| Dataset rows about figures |
===============
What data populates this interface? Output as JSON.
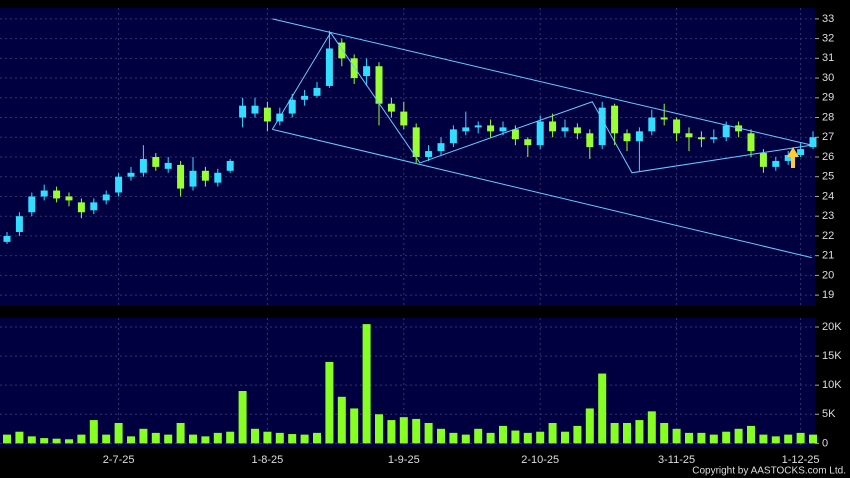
{
  "chart_data": {
    "type": "candlestick",
    "categories": [
      null,
      null,
      null,
      null,
      null,
      null,
      null,
      null,
      null,
      "2-7-25",
      null,
      null,
      null,
      null,
      null,
      null,
      null,
      null,
      null,
      null,
      null,
      "1-8-25",
      null,
      null,
      null,
      null,
      null,
      null,
      null,
      null,
      null,
      null,
      "1-9-25",
      null,
      null,
      null,
      null,
      null,
      null,
      null,
      null,
      null,
      null,
      "2-10-25",
      null,
      null,
      null,
      null,
      null,
      null,
      null,
      null,
      null,
      null,
      "3-11-25",
      null,
      null,
      null,
      null,
      null,
      null,
      null,
      null,
      null,
      "1-12-25",
      null
    ],
    "open": [
      21.7,
      22.2,
      23.2,
      24.0,
      24.3,
      24.0,
      23.7,
      23.3,
      23.8,
      24.2,
      25.0,
      25.2,
      26.0,
      25.4,
      25.6,
      24.5,
      25.3,
      24.7,
      25.3,
      28.0,
      28.2,
      28.5,
      27.8,
      28.2,
      28.9,
      29.1,
      29.6,
      31.8,
      31.0,
      30.1,
      30.6,
      28.7,
      28.3,
      27.5,
      26.0,
      26.3,
      26.7,
      27.3,
      27.5,
      27.6,
      27.3,
      27.4,
      26.9,
      26.6,
      27.8,
      27.3,
      27.5,
      27.2,
      26.6,
      28.6,
      27.2,
      26.8,
      27.3,
      28.0,
      27.9,
      27.2,
      27.0,
      26.9,
      27.0,
      27.6,
      27.2,
      26.2,
      25.5,
      25.8,
      26.1,
      26.5
    ],
    "high": [
      22.2,
      23.2,
      24.2,
      24.6,
      24.5,
      24.2,
      23.9,
      23.9,
      24.3,
      25.2,
      25.5,
      26.6,
      26.2,
      26.0,
      25.8,
      26.0,
      25.5,
      25.4,
      25.9,
      29.0,
      29.0,
      28.8,
      28.5,
      29.2,
      29.4,
      29.8,
      32.4,
      32.0,
      31.2,
      31.0,
      30.8,
      29.0,
      28.8,
      27.7,
      26.6,
      27.0,
      27.6,
      28.3,
      27.8,
      27.9,
      27.8,
      27.6,
      27.0,
      28.1,
      28.2,
      27.9,
      27.7,
      27.4,
      28.8,
      28.7,
      27.4,
      27.5,
      28.4,
      28.7,
      28.0,
      27.5,
      27.3,
      27.4,
      27.8,
      27.8,
      27.4,
      26.4,
      26.0,
      26.3,
      26.7,
      27.3
    ],
    "low": [
      21.6,
      22.0,
      23.0,
      23.8,
      23.7,
      23.5,
      22.9,
      23.1,
      23.6,
      24.0,
      24.8,
      25.0,
      25.3,
      25.2,
      24.0,
      24.3,
      24.5,
      24.5,
      25.2,
      27.5,
      28.0,
      27.3,
      27.6,
      28.0,
      28.6,
      29.0,
      29.5,
      30.6,
      29.7,
      29.6,
      27.6,
      28.0,
      27.4,
      25.7,
      25.8,
      26.1,
      26.5,
      27.1,
      27.2,
      27.0,
      27.1,
      26.6,
      26.0,
      26.4,
      27.0,
      27.0,
      26.9,
      25.9,
      26.4,
      26.6,
      26.3,
      25.3,
      27.1,
      27.6,
      26.8,
      26.3,
      26.5,
      26.7,
      26.8,
      27.0,
      26.0,
      25.2,
      25.3,
      25.6,
      26.0,
      26.4
    ],
    "close": [
      22.0,
      23.0,
      24.0,
      24.3,
      23.9,
      23.8,
      23.2,
      23.7,
      24.1,
      25.0,
      25.2,
      25.9,
      25.5,
      25.7,
      24.4,
      25.3,
      24.8,
      25.2,
      25.8,
      28.6,
      28.6,
      27.8,
      28.2,
      28.9,
      29.1,
      29.5,
      31.5,
      31.0,
      30.0,
      30.6,
      28.7,
      28.3,
      27.6,
      26.0,
      26.3,
      26.7,
      27.4,
      27.5,
      27.6,
      27.3,
      27.5,
      26.9,
      26.6,
      27.8,
      27.3,
      27.5,
      27.2,
      26.5,
      28.5,
      27.2,
      26.8,
      27.3,
      28.0,
      27.9,
      27.2,
      27.0,
      26.9,
      27.0,
      27.6,
      27.3,
      26.3,
      25.5,
      25.8,
      26.1,
      26.4,
      27.0
    ],
    "up_color": "#33ddff",
    "down_color": "#99ff33",
    "ylim": [
      18.5,
      33.55
    ],
    "yticks": [
      19,
      20,
      21,
      22,
      23,
      24,
      25,
      26,
      27,
      28,
      29,
      30,
      31,
      32,
      33
    ],
    "grid": true,
    "trendline_color": "#66ccff",
    "trendlines": [
      {
        "points": [
          [
            21.4,
            33
          ],
          [
            64.9,
            26.6
          ]
        ]
      },
      {
        "points": [
          [
            21.4,
            27.4
          ],
          [
            64.9,
            20.9
          ]
        ]
      },
      {
        "points": [
          [
            21.4,
            27.4
          ],
          [
            26.1,
            32.3
          ],
          [
            33.3,
            25.7
          ],
          [
            47.2,
            28.8
          ],
          [
            50.4,
            25.2
          ],
          [
            64.9,
            26.6
          ]
        ]
      }
    ],
    "volume": {
      "values": [
        1500,
        2000,
        1200,
        900,
        800,
        700,
        1500,
        4000,
        1500,
        3500,
        1200,
        2500,
        1800,
        1500,
        3500,
        1500,
        1200,
        1800,
        2000,
        9000,
        2500,
        2000,
        1800,
        1600,
        1500,
        1800,
        14000,
        8000,
        6000,
        20500,
        5000,
        4000,
        4500,
        4200,
        3500,
        2500,
        1800,
        1500,
        2500,
        1800,
        3000,
        2200,
        1800,
        2000,
        3500,
        2000,
        3000,
        6000,
        12000,
        3500,
        3500,
        4000,
        5500,
        3500,
        2500,
        1800,
        1800,
        1500,
        2000,
        2500,
        3000,
        1500,
        1200,
        1500,
        1800,
        1500
      ],
      "color": "#88ff22",
      "ylim": [
        -800,
        21550
      ],
      "yticks": [
        0,
        {
          "value": 5000,
          "label": "5K"
        },
        {
          "value": 10000,
          "label": "10K"
        },
        {
          "value": 15000,
          "label": "15K"
        },
        {
          "value": 20000,
          "label": "20K"
        }
      ]
    }
  },
  "footer": {
    "copyright": "Copyright by AASTOCKS.com Ltd."
  }
}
===============
| YOUR INSTRUCTIONS |
All the lines above are to be given again exactly as they read, with the pictures removed.

| RESULT |
What data populates this interface? Output as JSON.
{
  "chart_data": {
    "type": "candlestick",
    "categories": [
      null,
      null,
      null,
      null,
      null,
      null,
      null,
      null,
      null,
      "2-7-25",
      null,
      null,
      null,
      null,
      null,
      null,
      null,
      null,
      null,
      null,
      null,
      "1-8-25",
      null,
      null,
      null,
      null,
      null,
      null,
      null,
      null,
      null,
      null,
      "1-9-25",
      null,
      null,
      null,
      null,
      null,
      null,
      null,
      null,
      null,
      null,
      "2-10-25",
      null,
      null,
      null,
      null,
      null,
      null,
      null,
      null,
      null,
      null,
      "3-11-25",
      null,
      null,
      null,
      null,
      null,
      null,
      null,
      null,
      null,
      "1-12-25",
      null
    ],
    "open": [
      21.7,
      22.2,
      23.2,
      24.0,
      24.3,
      24.0,
      23.7,
      23.3,
      23.8,
      24.2,
      25.0,
      25.2,
      26.0,
      25.4,
      25.6,
      24.5,
      25.3,
      24.7,
      25.3,
      28.0,
      28.2,
      28.5,
      27.8,
      28.2,
      28.9,
      29.1,
      29.6,
      31.8,
      31.0,
      30.1,
      30.6,
      28.7,
      28.3,
      27.5,
      26.0,
      26.3,
      26.7,
      27.3,
      27.5,
      27.6,
      27.3,
      27.4,
      26.9,
      26.6,
      27.8,
      27.3,
      27.5,
      27.2,
      26.6,
      28.6,
      27.2,
      26.8,
      27.3,
      28.0,
      27.9,
      27.2,
      27.0,
      26.9,
      27.0,
      27.6,
      27.2,
      26.2,
      25.5,
      25.8,
      26.1,
      26.5
    ],
    "high": [
      22.2,
      23.2,
      24.2,
      24.6,
      24.5,
      24.2,
      23.9,
      23.9,
      24.3,
      25.2,
      25.5,
      26.6,
      26.2,
      26.0,
      25.8,
      26.0,
      25.5,
      25.4,
      25.9,
      29.0,
      29.0,
      28.8,
      28.5,
      29.2,
      29.4,
      29.8,
      32.4,
      32.0,
      31.2,
      31.0,
      30.8,
      29.0,
      28.8,
      27.7,
      26.6,
      27.0,
      27.6,
      28.3,
      27.8,
      27.9,
      27.8,
      27.6,
      27.0,
      28.1,
      28.2,
      27.9,
      27.7,
      27.4,
      28.8,
      28.7,
      27.4,
      27.5,
      28.4,
      28.7,
      28.0,
      27.5,
      27.3,
      27.4,
      27.8,
      27.8,
      27.4,
      26.4,
      26.0,
      26.3,
      26.7,
      27.3
    ],
    "low": [
      21.6,
      22.0,
      23.0,
      23.8,
      23.7,
      23.5,
      22.9,
      23.1,
      23.6,
      24.0,
      24.8,
      25.0,
      25.3,
      25.2,
      24.0,
      24.3,
      24.5,
      24.5,
      25.2,
      27.5,
      28.0,
      27.3,
      27.6,
      28.0,
      28.6,
      29.0,
      29.5,
      30.6,
      29.7,
      29.6,
      27.6,
      28.0,
      27.4,
      25.7,
      25.8,
      26.1,
      26.5,
      27.1,
      27.2,
      27.0,
      27.1,
      26.6,
      26.0,
      26.4,
      27.0,
      27.0,
      26.9,
      25.9,
      26.4,
      26.6,
      26.3,
      25.3,
      27.1,
      27.6,
      26.8,
      26.3,
      26.5,
      26.7,
      26.8,
      27.0,
      26.0,
      25.2,
      25.3,
      25.6,
      26.0,
      26.4
    ],
    "close": [
      22.0,
      23.0,
      24.0,
      24.3,
      23.9,
      23.8,
      23.2,
      23.7,
      24.1,
      25.0,
      25.2,
      25.9,
      25.5,
      25.7,
      24.4,
      25.3,
      24.8,
      25.2,
      25.8,
      28.6,
      28.6,
      27.8,
      28.2,
      28.9,
      29.1,
      29.5,
      31.5,
      31.0,
      30.0,
      30.6,
      28.7,
      28.3,
      27.6,
      26.0,
      26.3,
      26.7,
      27.4,
      27.5,
      27.6,
      27.3,
      27.5,
      26.9,
      26.6,
      27.8,
      27.3,
      27.5,
      27.2,
      26.5,
      28.5,
      27.2,
      26.8,
      27.3,
      28.0,
      27.9,
      27.2,
      27.0,
      26.9,
      27.0,
      27.6,
      27.3,
      26.3,
      25.5,
      25.8,
      26.1,
      26.4,
      27.0
    ],
    "up_color": "#33ddff",
    "down_color": "#99ff33",
    "ylim": [
      18.5,
      33.55
    ],
    "yticks": [
      19,
      20,
      21,
      22,
      23,
      24,
      25,
      26,
      27,
      28,
      29,
      30,
      31,
      32,
      33
    ],
    "grid": true,
    "trendline_color": "#66ccff",
    "trendlines": [
      {
        "points": [
          [
            21.4,
            33
          ],
          [
            64.9,
            26.6
          ]
        ]
      },
      {
        "points": [
          [
            21.4,
            27.4
          ],
          [
            64.9,
            20.9
          ]
        ]
      },
      {
        "points": [
          [
            21.4,
            27.4
          ],
          [
            26.1,
            32.3
          ],
          [
            33.3,
            25.7
          ],
          [
            47.2,
            28.8
          ],
          [
            50.4,
            25.2
          ],
          [
            64.9,
            26.6
          ]
        ]
      }
    ],
    "volume": {
      "values": [
        1500,
        2000,
        1200,
        900,
        800,
        700,
        1500,
        4000,
        1500,
        3500,
        1200,
        2500,
        1800,
        1500,
        3500,
        1500,
        1200,
        1800,
        2000,
        9000,
        2500,
        2000,
        1800,
        1600,
        1500,
        1800,
        14000,
        8000,
        6000,
        20500,
        5000,
        4000,
        4500,
        4200,
        3500,
        2500,
        1800,
        1500,
        2500,
        1800,
        3000,
        2200,
        1800,
        2000,
        3500,
        2000,
        3000,
        6000,
        12000,
        3500,
        3500,
        4000,
        5500,
        3500,
        2500,
        1800,
        1800,
        1500,
        2000,
        2500,
        3000,
        1500,
        1200,
        1500,
        1800,
        1500
      ],
      "color": "#88ff22",
      "ylim": [
        -800,
        21550
      ],
      "yticks": [
        0,
        {
          "value": 5000,
          "label": "5K"
        },
        {
          "value": 10000,
          "label": "10K"
        },
        {
          "value": 15000,
          "label": "15K"
        },
        {
          "value": 20000,
          "label": "20K"
        }
      ]
    }
  },
  "footer": {
    "copyright": "Copyright by AASTOCKS.com Ltd."
  }
}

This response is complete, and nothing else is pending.